Write out each line in which the string "this" is present.

===== Recorded data =====

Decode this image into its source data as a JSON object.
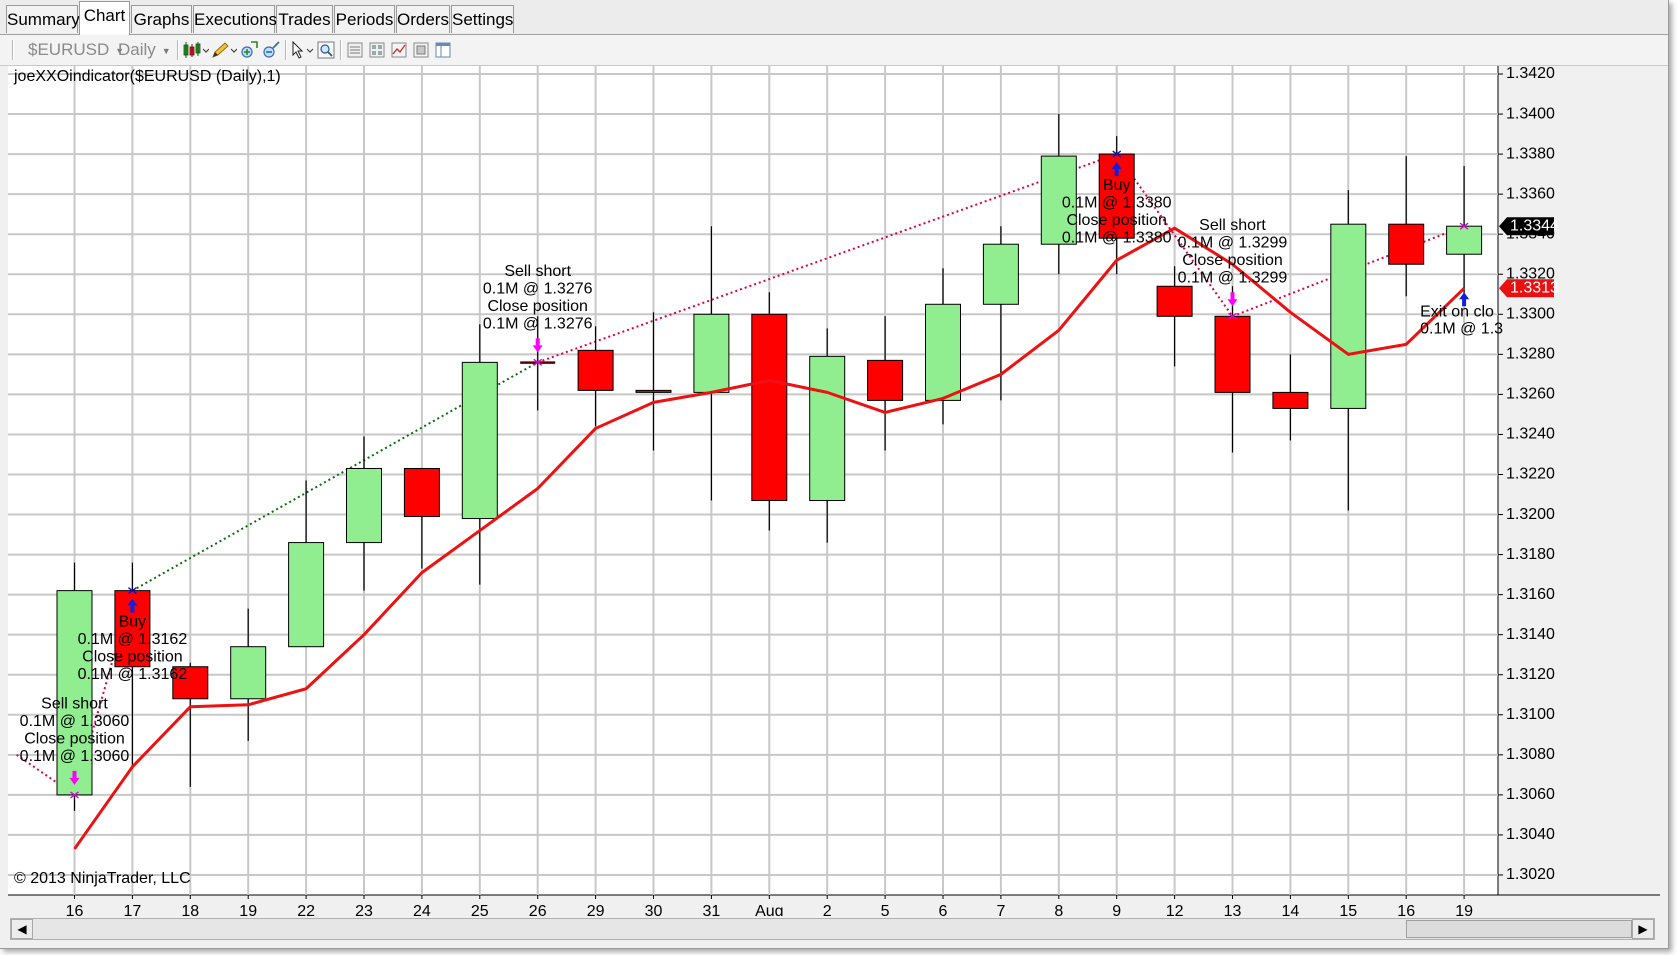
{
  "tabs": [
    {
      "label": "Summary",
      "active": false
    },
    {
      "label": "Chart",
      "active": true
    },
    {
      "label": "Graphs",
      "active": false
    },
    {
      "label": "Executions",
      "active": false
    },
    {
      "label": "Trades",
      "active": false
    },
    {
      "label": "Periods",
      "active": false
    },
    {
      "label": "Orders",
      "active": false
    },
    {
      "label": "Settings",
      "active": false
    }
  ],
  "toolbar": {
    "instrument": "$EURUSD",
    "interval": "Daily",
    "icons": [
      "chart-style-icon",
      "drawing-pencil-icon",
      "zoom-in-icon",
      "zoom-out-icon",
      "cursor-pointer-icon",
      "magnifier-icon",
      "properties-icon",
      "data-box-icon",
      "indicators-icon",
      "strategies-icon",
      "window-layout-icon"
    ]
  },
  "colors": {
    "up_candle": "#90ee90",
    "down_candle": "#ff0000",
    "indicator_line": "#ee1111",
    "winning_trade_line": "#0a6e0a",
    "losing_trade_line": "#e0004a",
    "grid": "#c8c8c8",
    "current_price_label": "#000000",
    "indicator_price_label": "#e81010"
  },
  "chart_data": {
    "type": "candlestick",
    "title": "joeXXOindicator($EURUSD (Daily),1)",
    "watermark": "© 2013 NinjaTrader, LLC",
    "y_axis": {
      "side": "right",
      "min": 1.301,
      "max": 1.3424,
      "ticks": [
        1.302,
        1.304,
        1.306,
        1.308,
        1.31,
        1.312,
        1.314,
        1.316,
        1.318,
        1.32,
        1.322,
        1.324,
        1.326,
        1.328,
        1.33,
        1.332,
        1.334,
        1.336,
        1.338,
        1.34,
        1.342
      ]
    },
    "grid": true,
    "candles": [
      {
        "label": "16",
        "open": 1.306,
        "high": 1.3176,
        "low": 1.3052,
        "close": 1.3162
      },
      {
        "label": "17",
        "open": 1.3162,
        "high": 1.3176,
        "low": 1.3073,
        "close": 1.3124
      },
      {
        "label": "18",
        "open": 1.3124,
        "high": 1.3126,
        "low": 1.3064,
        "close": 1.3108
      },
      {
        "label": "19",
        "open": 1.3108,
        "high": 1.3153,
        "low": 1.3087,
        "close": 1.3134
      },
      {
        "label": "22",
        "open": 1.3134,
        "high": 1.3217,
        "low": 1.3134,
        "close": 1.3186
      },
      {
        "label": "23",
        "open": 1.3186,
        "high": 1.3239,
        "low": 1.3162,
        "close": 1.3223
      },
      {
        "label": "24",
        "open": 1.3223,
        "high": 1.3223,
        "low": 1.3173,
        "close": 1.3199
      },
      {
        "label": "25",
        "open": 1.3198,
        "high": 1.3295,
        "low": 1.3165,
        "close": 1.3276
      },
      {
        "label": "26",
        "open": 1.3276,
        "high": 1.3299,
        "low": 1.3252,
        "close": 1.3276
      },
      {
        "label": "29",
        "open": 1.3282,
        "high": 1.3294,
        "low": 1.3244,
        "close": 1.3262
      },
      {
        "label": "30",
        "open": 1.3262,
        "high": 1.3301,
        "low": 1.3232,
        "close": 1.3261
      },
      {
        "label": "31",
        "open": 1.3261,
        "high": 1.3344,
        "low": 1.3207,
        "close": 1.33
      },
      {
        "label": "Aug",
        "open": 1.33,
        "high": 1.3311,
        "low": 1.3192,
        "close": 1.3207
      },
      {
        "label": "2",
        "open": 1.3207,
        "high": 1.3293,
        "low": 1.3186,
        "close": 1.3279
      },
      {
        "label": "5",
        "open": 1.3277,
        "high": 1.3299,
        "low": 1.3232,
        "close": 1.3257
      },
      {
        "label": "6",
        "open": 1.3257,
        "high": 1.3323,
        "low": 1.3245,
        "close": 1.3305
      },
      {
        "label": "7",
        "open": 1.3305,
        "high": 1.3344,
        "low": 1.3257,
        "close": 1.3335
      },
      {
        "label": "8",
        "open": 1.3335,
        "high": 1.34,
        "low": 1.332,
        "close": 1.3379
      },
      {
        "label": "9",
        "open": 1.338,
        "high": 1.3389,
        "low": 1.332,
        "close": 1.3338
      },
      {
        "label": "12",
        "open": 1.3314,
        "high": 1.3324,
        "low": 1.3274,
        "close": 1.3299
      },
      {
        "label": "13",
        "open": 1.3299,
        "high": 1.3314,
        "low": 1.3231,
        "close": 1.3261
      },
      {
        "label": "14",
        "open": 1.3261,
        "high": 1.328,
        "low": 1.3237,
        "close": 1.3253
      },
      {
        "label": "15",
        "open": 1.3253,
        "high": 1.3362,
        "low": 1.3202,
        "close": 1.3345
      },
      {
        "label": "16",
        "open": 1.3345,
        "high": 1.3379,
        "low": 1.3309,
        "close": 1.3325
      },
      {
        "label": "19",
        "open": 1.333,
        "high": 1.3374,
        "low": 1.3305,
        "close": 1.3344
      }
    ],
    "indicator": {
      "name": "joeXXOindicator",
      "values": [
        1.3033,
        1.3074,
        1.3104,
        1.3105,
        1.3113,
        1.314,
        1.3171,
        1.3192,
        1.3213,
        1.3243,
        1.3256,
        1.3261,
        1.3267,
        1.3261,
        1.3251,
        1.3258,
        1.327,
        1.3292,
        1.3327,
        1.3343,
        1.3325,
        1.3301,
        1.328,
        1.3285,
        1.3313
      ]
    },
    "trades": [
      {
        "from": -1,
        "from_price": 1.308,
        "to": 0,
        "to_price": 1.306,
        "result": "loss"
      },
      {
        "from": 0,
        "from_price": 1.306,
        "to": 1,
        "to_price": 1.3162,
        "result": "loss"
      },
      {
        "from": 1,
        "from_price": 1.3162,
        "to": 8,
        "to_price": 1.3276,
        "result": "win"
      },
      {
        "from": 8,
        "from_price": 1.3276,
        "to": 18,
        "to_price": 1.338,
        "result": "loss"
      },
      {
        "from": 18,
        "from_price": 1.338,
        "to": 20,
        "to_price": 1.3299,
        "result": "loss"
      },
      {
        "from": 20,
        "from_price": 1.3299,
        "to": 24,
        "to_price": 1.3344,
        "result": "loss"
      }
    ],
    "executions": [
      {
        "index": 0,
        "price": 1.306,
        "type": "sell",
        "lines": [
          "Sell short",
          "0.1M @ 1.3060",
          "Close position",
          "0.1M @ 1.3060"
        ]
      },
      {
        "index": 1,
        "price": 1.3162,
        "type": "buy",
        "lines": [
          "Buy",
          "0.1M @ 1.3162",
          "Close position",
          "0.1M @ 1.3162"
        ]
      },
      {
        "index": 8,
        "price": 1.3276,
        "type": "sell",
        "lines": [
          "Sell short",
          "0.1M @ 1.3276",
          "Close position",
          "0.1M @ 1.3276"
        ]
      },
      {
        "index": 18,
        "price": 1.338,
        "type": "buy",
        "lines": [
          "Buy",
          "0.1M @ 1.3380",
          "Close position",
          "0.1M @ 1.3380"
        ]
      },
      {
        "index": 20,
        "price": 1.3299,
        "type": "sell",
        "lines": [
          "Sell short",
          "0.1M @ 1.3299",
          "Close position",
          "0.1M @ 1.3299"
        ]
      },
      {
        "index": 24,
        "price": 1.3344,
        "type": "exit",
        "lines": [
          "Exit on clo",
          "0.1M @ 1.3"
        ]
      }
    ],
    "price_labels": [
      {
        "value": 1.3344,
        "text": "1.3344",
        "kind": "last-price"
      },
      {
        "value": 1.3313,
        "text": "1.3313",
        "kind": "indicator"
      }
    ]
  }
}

=====
===== Recorded data =====

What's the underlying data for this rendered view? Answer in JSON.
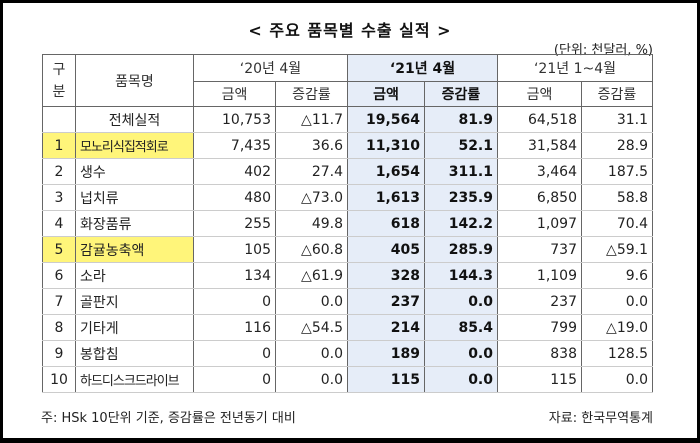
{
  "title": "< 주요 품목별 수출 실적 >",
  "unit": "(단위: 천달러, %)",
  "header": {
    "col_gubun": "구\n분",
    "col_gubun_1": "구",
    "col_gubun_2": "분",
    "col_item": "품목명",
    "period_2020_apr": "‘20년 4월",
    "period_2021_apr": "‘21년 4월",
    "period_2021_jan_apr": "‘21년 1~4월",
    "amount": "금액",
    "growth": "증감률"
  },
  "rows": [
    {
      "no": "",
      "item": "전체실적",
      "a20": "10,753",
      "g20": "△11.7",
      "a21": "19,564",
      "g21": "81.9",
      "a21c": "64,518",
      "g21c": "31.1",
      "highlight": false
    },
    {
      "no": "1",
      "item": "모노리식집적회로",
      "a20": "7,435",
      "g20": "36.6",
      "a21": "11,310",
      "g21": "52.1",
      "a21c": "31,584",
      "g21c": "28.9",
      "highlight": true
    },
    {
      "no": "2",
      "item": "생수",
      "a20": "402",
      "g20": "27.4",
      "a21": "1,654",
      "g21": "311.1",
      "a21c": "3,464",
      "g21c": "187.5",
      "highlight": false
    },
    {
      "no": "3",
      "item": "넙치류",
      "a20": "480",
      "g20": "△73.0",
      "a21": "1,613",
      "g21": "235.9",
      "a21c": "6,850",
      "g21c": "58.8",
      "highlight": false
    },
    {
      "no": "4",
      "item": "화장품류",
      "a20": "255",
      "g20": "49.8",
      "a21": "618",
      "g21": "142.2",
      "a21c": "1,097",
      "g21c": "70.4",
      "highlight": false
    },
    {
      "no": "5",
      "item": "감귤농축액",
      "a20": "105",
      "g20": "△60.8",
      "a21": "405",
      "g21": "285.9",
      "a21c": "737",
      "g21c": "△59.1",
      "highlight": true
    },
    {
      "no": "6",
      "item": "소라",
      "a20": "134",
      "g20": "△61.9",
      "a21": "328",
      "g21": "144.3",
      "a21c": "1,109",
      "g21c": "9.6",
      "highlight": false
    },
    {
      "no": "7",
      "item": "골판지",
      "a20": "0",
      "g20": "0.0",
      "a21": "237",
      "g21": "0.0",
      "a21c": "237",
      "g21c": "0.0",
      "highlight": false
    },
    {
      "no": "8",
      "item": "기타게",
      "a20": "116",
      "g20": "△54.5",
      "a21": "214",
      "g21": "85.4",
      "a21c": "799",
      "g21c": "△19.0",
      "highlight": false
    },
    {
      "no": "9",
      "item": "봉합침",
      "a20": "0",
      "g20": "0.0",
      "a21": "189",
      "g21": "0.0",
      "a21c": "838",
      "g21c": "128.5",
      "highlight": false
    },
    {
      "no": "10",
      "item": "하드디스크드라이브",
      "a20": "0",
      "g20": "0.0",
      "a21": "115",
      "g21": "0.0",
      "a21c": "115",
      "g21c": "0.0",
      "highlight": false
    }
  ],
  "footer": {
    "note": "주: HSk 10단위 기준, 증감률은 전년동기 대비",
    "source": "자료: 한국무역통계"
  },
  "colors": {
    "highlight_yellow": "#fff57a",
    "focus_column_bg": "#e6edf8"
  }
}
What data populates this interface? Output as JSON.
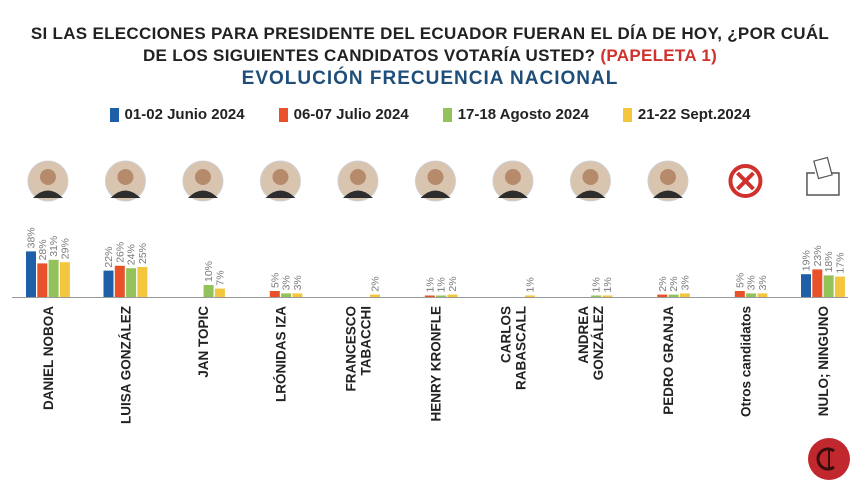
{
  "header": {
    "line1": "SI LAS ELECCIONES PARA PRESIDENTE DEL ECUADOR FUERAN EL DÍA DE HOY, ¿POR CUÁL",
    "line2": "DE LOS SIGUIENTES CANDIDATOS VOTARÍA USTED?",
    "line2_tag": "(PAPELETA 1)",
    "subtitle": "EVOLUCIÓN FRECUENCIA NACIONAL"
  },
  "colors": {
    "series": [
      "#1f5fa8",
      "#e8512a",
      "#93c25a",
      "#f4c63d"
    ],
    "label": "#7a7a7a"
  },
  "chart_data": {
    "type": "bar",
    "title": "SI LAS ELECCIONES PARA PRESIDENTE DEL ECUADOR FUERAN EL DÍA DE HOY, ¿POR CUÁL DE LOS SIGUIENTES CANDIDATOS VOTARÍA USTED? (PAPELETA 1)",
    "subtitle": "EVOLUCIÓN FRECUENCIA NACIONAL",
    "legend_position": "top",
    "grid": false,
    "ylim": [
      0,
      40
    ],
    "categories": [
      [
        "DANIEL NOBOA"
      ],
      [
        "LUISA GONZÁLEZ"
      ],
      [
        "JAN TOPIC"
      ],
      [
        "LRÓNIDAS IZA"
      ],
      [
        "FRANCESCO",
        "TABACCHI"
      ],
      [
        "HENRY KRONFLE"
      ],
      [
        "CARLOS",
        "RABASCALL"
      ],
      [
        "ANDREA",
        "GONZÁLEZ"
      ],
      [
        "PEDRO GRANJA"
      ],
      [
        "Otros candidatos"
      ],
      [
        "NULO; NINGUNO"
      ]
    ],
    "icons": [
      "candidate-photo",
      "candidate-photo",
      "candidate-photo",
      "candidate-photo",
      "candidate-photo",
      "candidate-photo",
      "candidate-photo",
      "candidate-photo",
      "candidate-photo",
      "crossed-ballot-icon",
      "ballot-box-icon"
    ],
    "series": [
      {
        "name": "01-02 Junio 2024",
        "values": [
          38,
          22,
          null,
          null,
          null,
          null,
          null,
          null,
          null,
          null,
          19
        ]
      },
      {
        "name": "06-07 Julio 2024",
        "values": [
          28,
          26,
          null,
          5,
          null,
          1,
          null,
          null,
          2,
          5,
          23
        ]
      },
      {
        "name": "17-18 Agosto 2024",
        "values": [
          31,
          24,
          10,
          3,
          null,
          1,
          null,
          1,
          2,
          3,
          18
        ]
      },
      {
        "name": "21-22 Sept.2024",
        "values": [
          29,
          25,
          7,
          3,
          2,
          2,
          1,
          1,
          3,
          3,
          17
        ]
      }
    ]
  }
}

=====
===== Recorded data =====

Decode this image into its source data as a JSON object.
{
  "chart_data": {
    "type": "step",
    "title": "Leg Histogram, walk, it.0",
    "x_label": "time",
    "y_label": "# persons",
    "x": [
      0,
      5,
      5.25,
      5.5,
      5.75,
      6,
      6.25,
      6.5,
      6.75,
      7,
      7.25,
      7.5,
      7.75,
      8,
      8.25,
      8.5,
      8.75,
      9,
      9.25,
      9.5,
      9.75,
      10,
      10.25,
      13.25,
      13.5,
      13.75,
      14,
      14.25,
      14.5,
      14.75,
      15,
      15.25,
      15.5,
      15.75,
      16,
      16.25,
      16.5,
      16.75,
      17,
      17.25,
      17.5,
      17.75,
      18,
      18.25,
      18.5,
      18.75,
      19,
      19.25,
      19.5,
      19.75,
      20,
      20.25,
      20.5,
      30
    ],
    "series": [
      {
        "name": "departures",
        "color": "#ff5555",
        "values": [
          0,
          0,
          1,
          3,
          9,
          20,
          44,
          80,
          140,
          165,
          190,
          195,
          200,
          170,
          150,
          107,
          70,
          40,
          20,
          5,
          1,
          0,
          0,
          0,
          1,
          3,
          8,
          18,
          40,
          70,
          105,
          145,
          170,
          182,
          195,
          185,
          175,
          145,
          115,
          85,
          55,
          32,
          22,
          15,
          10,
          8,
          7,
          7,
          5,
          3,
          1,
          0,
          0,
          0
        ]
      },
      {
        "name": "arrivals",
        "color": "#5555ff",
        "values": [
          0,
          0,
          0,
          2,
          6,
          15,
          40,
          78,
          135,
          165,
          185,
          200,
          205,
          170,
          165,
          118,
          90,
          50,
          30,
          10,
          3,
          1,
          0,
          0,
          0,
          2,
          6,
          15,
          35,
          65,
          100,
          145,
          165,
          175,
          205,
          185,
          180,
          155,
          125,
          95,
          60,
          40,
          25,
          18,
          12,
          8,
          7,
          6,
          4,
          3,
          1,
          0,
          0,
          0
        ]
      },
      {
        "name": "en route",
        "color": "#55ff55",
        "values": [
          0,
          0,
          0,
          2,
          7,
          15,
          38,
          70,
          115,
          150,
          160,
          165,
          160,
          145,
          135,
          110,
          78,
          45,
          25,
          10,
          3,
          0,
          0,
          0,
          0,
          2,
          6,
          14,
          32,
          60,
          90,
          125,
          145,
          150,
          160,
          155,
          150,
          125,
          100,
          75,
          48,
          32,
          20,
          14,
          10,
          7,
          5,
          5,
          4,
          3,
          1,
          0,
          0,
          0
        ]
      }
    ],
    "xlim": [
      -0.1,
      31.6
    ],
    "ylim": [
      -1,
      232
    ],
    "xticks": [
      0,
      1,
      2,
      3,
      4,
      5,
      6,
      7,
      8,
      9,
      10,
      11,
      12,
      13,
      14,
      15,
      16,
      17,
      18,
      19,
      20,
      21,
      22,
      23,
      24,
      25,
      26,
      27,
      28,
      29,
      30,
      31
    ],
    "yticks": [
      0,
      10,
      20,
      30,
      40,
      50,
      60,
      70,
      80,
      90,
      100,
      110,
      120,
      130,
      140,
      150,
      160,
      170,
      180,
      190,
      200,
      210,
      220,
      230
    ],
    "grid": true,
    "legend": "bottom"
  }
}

=====

__Right answer__
Decode this image into its source data as a JSON object.
What's the underlying data for this rendered view? Answer in JSON.
What data populates this interface? Output as JSON.
Decode this image into its source data as a JSON object.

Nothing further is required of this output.